▸ TO BE DONE
Identify the lines in the data below that contain "title" and give only how many there are.

▸ RECORD EXCERPTS
********

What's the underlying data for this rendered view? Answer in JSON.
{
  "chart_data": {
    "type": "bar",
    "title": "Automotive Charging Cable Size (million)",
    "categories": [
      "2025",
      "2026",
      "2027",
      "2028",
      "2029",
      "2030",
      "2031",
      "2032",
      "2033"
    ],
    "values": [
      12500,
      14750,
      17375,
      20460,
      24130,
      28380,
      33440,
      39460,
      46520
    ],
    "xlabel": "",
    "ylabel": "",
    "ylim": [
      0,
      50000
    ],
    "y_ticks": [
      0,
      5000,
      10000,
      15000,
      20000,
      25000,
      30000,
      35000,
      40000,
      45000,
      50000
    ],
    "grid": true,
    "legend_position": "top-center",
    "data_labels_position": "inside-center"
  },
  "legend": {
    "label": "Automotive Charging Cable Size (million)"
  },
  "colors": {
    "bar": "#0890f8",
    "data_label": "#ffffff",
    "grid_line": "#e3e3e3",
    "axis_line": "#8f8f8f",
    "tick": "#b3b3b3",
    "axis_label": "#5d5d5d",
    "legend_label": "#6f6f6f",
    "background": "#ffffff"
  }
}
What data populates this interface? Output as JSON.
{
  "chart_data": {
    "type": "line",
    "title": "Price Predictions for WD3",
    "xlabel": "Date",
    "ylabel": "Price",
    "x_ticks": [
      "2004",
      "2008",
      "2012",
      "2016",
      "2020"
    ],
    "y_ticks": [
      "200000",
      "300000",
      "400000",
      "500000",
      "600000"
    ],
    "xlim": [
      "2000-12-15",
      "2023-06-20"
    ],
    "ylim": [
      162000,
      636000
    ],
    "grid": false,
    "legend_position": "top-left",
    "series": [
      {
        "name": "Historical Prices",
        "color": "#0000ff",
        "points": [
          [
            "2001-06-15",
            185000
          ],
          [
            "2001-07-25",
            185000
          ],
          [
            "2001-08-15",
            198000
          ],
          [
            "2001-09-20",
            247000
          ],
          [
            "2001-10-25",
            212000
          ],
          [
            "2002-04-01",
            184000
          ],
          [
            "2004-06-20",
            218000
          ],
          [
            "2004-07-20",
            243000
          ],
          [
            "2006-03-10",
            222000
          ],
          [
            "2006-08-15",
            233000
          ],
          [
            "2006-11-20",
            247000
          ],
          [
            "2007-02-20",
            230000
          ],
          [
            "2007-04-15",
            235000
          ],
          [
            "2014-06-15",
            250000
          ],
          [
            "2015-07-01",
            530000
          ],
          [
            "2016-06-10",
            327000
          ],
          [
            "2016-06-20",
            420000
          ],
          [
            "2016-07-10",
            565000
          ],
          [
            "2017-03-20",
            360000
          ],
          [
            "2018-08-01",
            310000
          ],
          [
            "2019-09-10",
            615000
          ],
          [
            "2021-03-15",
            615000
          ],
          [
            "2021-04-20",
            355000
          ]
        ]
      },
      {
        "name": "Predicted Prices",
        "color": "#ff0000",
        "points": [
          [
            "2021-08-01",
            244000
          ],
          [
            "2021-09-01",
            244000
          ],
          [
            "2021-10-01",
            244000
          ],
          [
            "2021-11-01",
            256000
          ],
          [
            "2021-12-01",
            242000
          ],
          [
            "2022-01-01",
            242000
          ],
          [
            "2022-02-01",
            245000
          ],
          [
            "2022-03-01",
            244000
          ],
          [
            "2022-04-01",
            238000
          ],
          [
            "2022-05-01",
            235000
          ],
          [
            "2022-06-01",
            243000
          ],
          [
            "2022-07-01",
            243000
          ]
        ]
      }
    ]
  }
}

********

▸ REPLY TO THE EXERCISE
2